> _Directions for this task_: From the entries below, report how many lines contain the string "JSON". Give only that number.

> _Data entries_:
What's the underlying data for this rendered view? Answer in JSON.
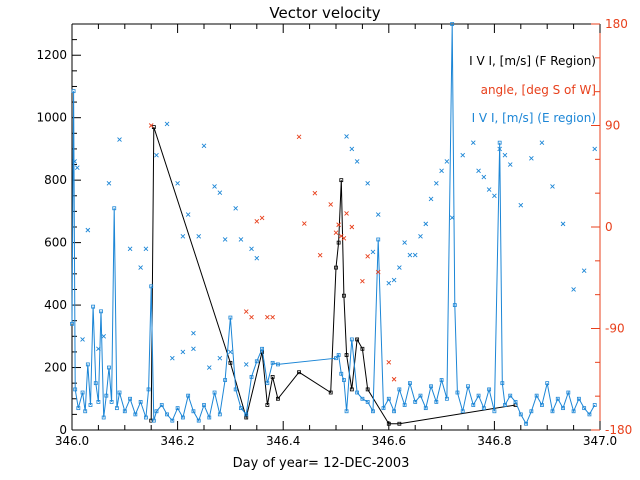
{
  "chart_data": {
    "type": "scatter",
    "title": "Vector velocity",
    "xlabel": "Day of year= 12-DEC-2003",
    "ylabel_left": "",
    "ylabel_right": "",
    "xlim": [
      346.0,
      347.0
    ],
    "ylim_left": [
      0,
      1300
    ],
    "ylim_right": [
      -180,
      180
    ],
    "x_ticks": [
      346.0,
      346.2,
      346.4,
      346.6,
      346.8,
      347.0
    ],
    "x_tick_labels": [
      "346.0",
      "346.2",
      "346.4",
      "346.6",
      "346.8",
      "347.0"
    ],
    "y_left_ticks": [
      0,
      200,
      400,
      600,
      800,
      1000,
      1200
    ],
    "y_left_tick_labels": [
      "0",
      "200",
      "400",
      "600",
      "800",
      "1000",
      "1200"
    ],
    "y_right_ticks": [
      -180,
      -90,
      0,
      90,
      180
    ],
    "y_right_tick_labels": [
      "-180",
      "-90",
      "0",
      "90",
      "180"
    ],
    "colors": {
      "axes": "#000000",
      "f_region": "#000000",
      "angle": "#e8401c",
      "e_region": "#1c86d6"
    },
    "legend": [
      {
        "label": "I V I, [m/s] (F Region)",
        "color": "#000000"
      },
      {
        "label": "angle, [deg S of W]",
        "color": "#e8401c"
      },
      {
        "label": "I V I, [m/s] (E region)",
        "color": "#1c86d6"
      }
    ],
    "series": [
      {
        "name": "|V| F Region",
        "color": "#000000",
        "style": "line-dots",
        "axis": "left",
        "points": [
          [
            346.15,
            30
          ],
          [
            346.155,
            970
          ],
          [
            346.3,
            215
          ],
          [
            346.33,
            40
          ],
          [
            346.36,
            250
          ],
          [
            346.37,
            80
          ],
          [
            346.38,
            170
          ],
          [
            346.39,
            100
          ],
          [
            346.43,
            185
          ],
          [
            346.49,
            120
          ],
          [
            346.5,
            520
          ],
          [
            346.505,
            600
          ],
          [
            346.51,
            800
          ],
          [
            346.515,
            430
          ],
          [
            346.52,
            240
          ],
          [
            346.53,
            130
          ],
          [
            346.54,
            290
          ],
          [
            346.55,
            260
          ],
          [
            346.56,
            130
          ],
          [
            346.6,
            20
          ],
          [
            346.62,
            20
          ],
          [
            346.84,
            80
          ]
        ]
      },
      {
        "name": "|V| E region",
        "color": "#1c86d6",
        "style": "line-dots",
        "axis": "left",
        "points": [
          [
            346.0,
            340
          ],
          [
            346.003,
            1085
          ],
          [
            346.006,
            130
          ],
          [
            346.012,
            70
          ],
          [
            346.02,
            120
          ],
          [
            346.025,
            60
          ],
          [
            346.03,
            210
          ],
          [
            346.035,
            80
          ],
          [
            346.04,
            395
          ],
          [
            346.045,
            150
          ],
          [
            346.05,
            90
          ],
          [
            346.055,
            380
          ],
          [
            346.06,
            40
          ],
          [
            346.065,
            110
          ],
          [
            346.07,
            200
          ],
          [
            346.075,
            90
          ],
          [
            346.08,
            710
          ],
          [
            346.085,
            70
          ],
          [
            346.09,
            120
          ],
          [
            346.1,
            60
          ],
          [
            346.11,
            100
          ],
          [
            346.12,
            50
          ],
          [
            346.13,
            90
          ],
          [
            346.14,
            40
          ],
          [
            346.145,
            130
          ],
          [
            346.15,
            460
          ],
          [
            346.155,
            30
          ],
          [
            346.16,
            60
          ],
          [
            346.17,
            80
          ],
          [
            346.18,
            50
          ],
          [
            346.19,
            30
          ],
          [
            346.2,
            70
          ],
          [
            346.21,
            40
          ],
          [
            346.22,
            110
          ],
          [
            346.23,
            60
          ],
          [
            346.24,
            30
          ],
          [
            346.25,
            80
          ],
          [
            346.26,
            40
          ],
          [
            346.27,
            120
          ],
          [
            346.28,
            50
          ],
          [
            346.29,
            160
          ],
          [
            346.3,
            360
          ],
          [
            346.31,
            130
          ],
          [
            346.32,
            70
          ],
          [
            346.33,
            50
          ],
          [
            346.34,
            170
          ],
          [
            346.35,
            220
          ],
          [
            346.36,
            260
          ],
          [
            346.37,
            150
          ],
          [
            346.38,
            215
          ],
          [
            346.39,
            210
          ],
          [
            346.5,
            230
          ],
          [
            346.505,
            240
          ],
          [
            346.51,
            180
          ],
          [
            346.515,
            160
          ],
          [
            346.52,
            60
          ],
          [
            346.53,
            290
          ],
          [
            346.54,
            120
          ],
          [
            346.55,
            100
          ],
          [
            346.56,
            90
          ],
          [
            346.57,
            60
          ],
          [
            346.58,
            610
          ],
          [
            346.59,
            70
          ],
          [
            346.6,
            100
          ],
          [
            346.61,
            60
          ],
          [
            346.62,
            130
          ],
          [
            346.63,
            80
          ],
          [
            346.64,
            150
          ],
          [
            346.65,
            90
          ],
          [
            346.66,
            110
          ],
          [
            346.67,
            70
          ],
          [
            346.68,
            140
          ],
          [
            346.69,
            90
          ],
          [
            346.7,
            160
          ],
          [
            346.71,
            100
          ],
          [
            346.72,
            1300
          ],
          [
            346.725,
            400
          ],
          [
            346.73,
            120
          ],
          [
            346.74,
            60
          ],
          [
            346.75,
            140
          ],
          [
            346.76,
            80
          ],
          [
            346.77,
            110
          ],
          [
            346.78,
            70
          ],
          [
            346.79,
            130
          ],
          [
            346.8,
            60
          ],
          [
            346.81,
            920
          ],
          [
            346.815,
            150
          ],
          [
            346.82,
            80
          ],
          [
            346.83,
            110
          ],
          [
            346.84,
            90
          ],
          [
            346.85,
            50
          ],
          [
            346.86,
            20
          ],
          [
            346.87,
            60
          ],
          [
            346.88,
            110
          ],
          [
            346.89,
            80
          ],
          [
            346.9,
            150
          ],
          [
            346.91,
            60
          ],
          [
            346.92,
            100
          ],
          [
            346.93,
            70
          ],
          [
            346.94,
            120
          ],
          [
            346.95,
            60
          ],
          [
            346.96,
            100
          ],
          [
            346.97,
            70
          ],
          [
            346.98,
            50
          ],
          [
            346.99,
            80
          ]
        ]
      },
      {
        "name": "|V| E region scatter",
        "color": "#1c86d6",
        "style": "cross",
        "axis": "left",
        "points": [
          [
            346.005,
            860
          ],
          [
            346.01,
            840
          ],
          [
            346.02,
            290
          ],
          [
            346.03,
            640
          ],
          [
            346.05,
            260
          ],
          [
            346.06,
            300
          ],
          [
            346.07,
            790
          ],
          [
            346.09,
            930
          ],
          [
            346.11,
            580
          ],
          [
            346.13,
            520
          ],
          [
            346.14,
            580
          ],
          [
            346.16,
            880
          ],
          [
            346.18,
            980
          ],
          [
            346.2,
            790
          ],
          [
            346.21,
            620
          ],
          [
            346.22,
            690
          ],
          [
            346.23,
            310
          ],
          [
            346.24,
            620
          ],
          [
            346.25,
            910
          ],
          [
            346.27,
            780
          ],
          [
            346.28,
            760
          ],
          [
            346.29,
            610
          ],
          [
            346.31,
            710
          ],
          [
            346.32,
            610
          ],
          [
            346.34,
            580
          ],
          [
            346.35,
            550
          ],
          [
            346.19,
            230
          ],
          [
            346.21,
            250
          ],
          [
            346.23,
            260
          ],
          [
            346.26,
            200
          ],
          [
            346.28,
            230
          ],
          [
            346.3,
            250
          ],
          [
            346.33,
            210
          ],
          [
            346.52,
            940
          ],
          [
            346.53,
            900
          ],
          [
            346.54,
            860
          ],
          [
            346.56,
            790
          ],
          [
            346.57,
            570
          ],
          [
            346.58,
            690
          ],
          [
            346.6,
            470
          ],
          [
            346.61,
            480
          ],
          [
            346.62,
            520
          ],
          [
            346.63,
            600
          ],
          [
            346.64,
            560
          ],
          [
            346.65,
            560
          ],
          [
            346.66,
            620
          ],
          [
            346.67,
            660
          ],
          [
            346.68,
            740
          ],
          [
            346.69,
            790
          ],
          [
            346.7,
            830
          ],
          [
            346.71,
            860
          ],
          [
            346.72,
            680
          ],
          [
            346.74,
            880
          ],
          [
            346.76,
            920
          ],
          [
            346.77,
            830
          ],
          [
            346.78,
            810
          ],
          [
            346.79,
            770
          ],
          [
            346.8,
            750
          ],
          [
            346.81,
            900
          ],
          [
            346.82,
            880
          ],
          [
            346.83,
            850
          ],
          [
            346.85,
            720
          ],
          [
            346.87,
            870
          ],
          [
            346.89,
            920
          ],
          [
            346.91,
            780
          ],
          [
            346.93,
            660
          ],
          [
            346.95,
            450
          ],
          [
            346.97,
            510
          ],
          [
            346.99,
            900
          ]
        ]
      },
      {
        "name": "angle",
        "color": "#e8401c",
        "style": "cross",
        "axis": "right",
        "points": [
          [
            346.15,
            90
          ],
          [
            346.33,
            -75
          ],
          [
            346.34,
            -80
          ],
          [
            346.35,
            5
          ],
          [
            346.36,
            8
          ],
          [
            346.37,
            -80
          ],
          [
            346.38,
            -80
          ],
          [
            346.44,
            3
          ],
          [
            346.46,
            30
          ],
          [
            346.5,
            -5
          ],
          [
            346.505,
            2
          ],
          [
            346.51,
            -8
          ],
          [
            346.515,
            -10
          ],
          [
            346.52,
            12
          ],
          [
            346.53,
            0
          ],
          [
            346.55,
            -48
          ],
          [
            346.56,
            -26
          ],
          [
            346.58,
            -40
          ],
          [
            346.6,
            -120
          ],
          [
            346.61,
            -135
          ],
          [
            346.43,
            80
          ],
          [
            346.47,
            -25
          ],
          [
            346.49,
            20
          ]
        ]
      }
    ]
  }
}
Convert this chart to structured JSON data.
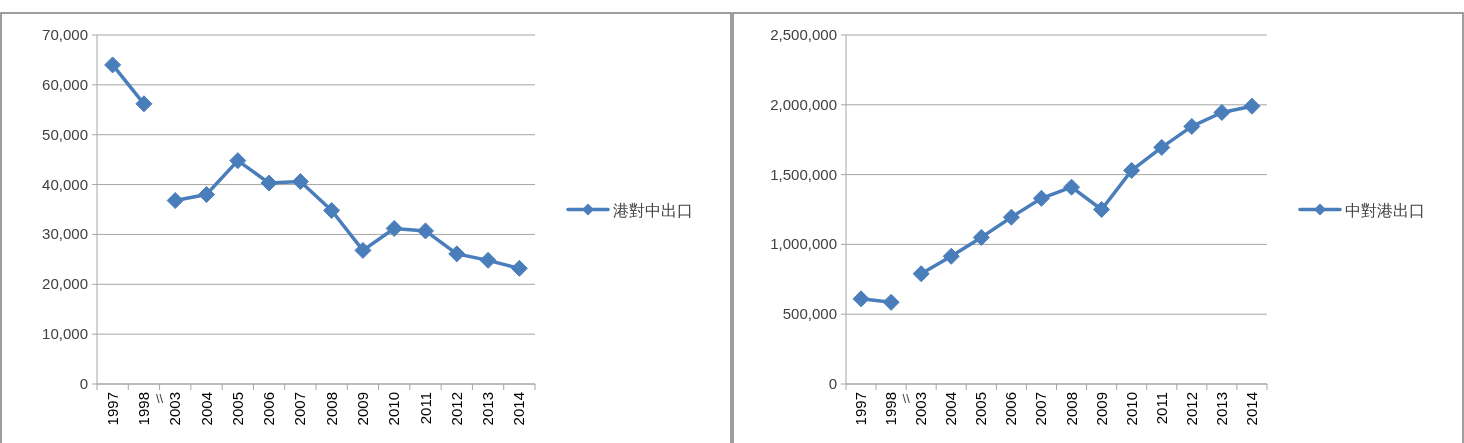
{
  "chart_data": [
    {
      "type": "line",
      "categories": [
        "1997",
        "1998",
        "2003",
        "2004",
        "2005",
        "2006",
        "2007",
        "2008",
        "2009",
        "2010",
        "2011",
        "2012",
        "2013",
        "2014"
      ],
      "series": [
        {
          "name": "港對中出口",
          "color": "#4a7ebb",
          "values": [
            64000,
            56200,
            null,
            null,
            null,
            null,
            null,
            null,
            null,
            null,
            null,
            null,
            null,
            null
          ]
        },
        {
          "color": "#4a7ebb",
          "values": [
            null,
            null,
            36800,
            38000,
            44800,
            40300,
            40600,
            34800,
            26800,
            31200,
            30700,
            26100,
            24800,
            23200
          ]
        }
      ],
      "ylim": [
        0,
        70000
      ],
      "yticks": [
        {
          "value": 0,
          "label": "0"
        },
        {
          "value": 10000,
          "label": "10,000"
        },
        {
          "value": 20000,
          "label": "20,000"
        },
        {
          "value": 30000,
          "label": "30,000"
        },
        {
          "value": 40000,
          "label": "40,000"
        },
        {
          "value": 50000,
          "label": "50,000"
        },
        {
          "value": 60000,
          "label": "60,000"
        },
        {
          "value": 70000,
          "label": "70,000"
        }
      ],
      "annotations": [
        "\\\\"
      ],
      "grid": "y",
      "legend": "right",
      "marker": "diamond",
      "line_style": "solid"
    },
    {
      "type": "line",
      "categories": [
        "1997",
        "1998",
        "2003",
        "2004",
        "2005",
        "2006",
        "2007",
        "2008",
        "2009",
        "2010",
        "2011",
        "2012",
        "2013",
        "2014"
      ],
      "series": [
        {
          "name": "中對港出口",
          "color": "#4a7ebb",
          "values": [
            610000,
            585000,
            null,
            null,
            null,
            null,
            null,
            null,
            null,
            null,
            null,
            null,
            null,
            null
          ]
        },
        {
          "color": "#4a7ebb",
          "values": [
            null,
            null,
            790000,
            915000,
            1050000,
            1195000,
            1330000,
            1410000,
            1250000,
            1530000,
            1695000,
            1845000,
            1945000,
            1990000
          ]
        }
      ],
      "ylim": [
        0,
        2500000
      ],
      "yticks": [
        {
          "value": 0,
          "label": "0"
        },
        {
          "value": 500000,
          "label": "500,000"
        },
        {
          "value": 1000000,
          "label": "1,000,000"
        },
        {
          "value": 1500000,
          "label": "1,500,000"
        },
        {
          "value": 2000000,
          "label": "2,000,000"
        },
        {
          "value": 2500000,
          "label": "2,500,000"
        }
      ],
      "annotations": [
        "\\\\"
      ],
      "grid": "y",
      "legend": "right",
      "marker": "diamond",
      "line_style": "solid"
    }
  ]
}
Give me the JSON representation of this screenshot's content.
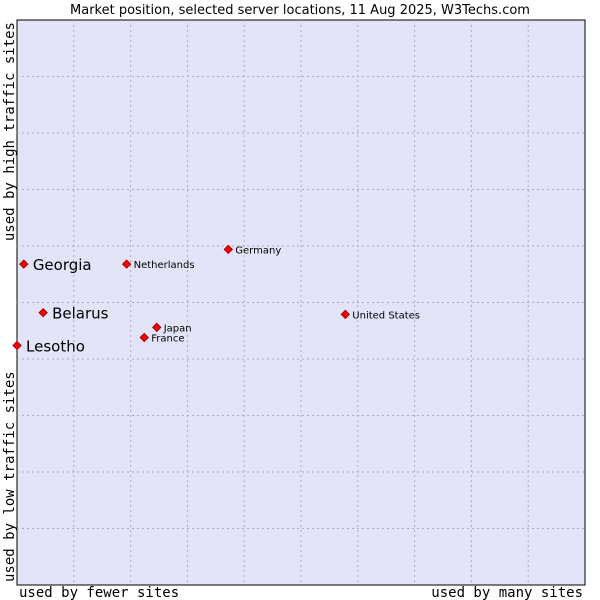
{
  "chart_data": {
    "type": "scatter",
    "title": "Market position, selected server locations, 11 Aug 2025, W3Techs.com",
    "xlabel_low": "used by fewer sites",
    "xlabel_high": "used by many sites",
    "ylabel_low": "used by low traffic sites",
    "ylabel_high": "used by high traffic sites",
    "xlim": [
      0,
      100
    ],
    "ylim": [
      0,
      100
    ],
    "grid": true,
    "points": [
      {
        "name": "Georgia",
        "x": 1.2,
        "y": 56.8,
        "highlight": true
      },
      {
        "name": "Belarus",
        "x": 4.6,
        "y": 48.2,
        "highlight": true
      },
      {
        "name": "Lesotho",
        "x": 0.0,
        "y": 42.4,
        "highlight": true
      },
      {
        "name": "Netherlands",
        "x": 19.3,
        "y": 56.8,
        "highlight": false
      },
      {
        "name": "Germany",
        "x": 37.2,
        "y": 59.4,
        "highlight": false
      },
      {
        "name": "Japan",
        "x": 24.6,
        "y": 45.6,
        "highlight": false
      },
      {
        "name": "France",
        "x": 22.4,
        "y": 43.8,
        "highlight": false
      },
      {
        "name": "United States",
        "x": 57.8,
        "y": 47.9,
        "highlight": false
      }
    ]
  }
}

> _Written solution_: 3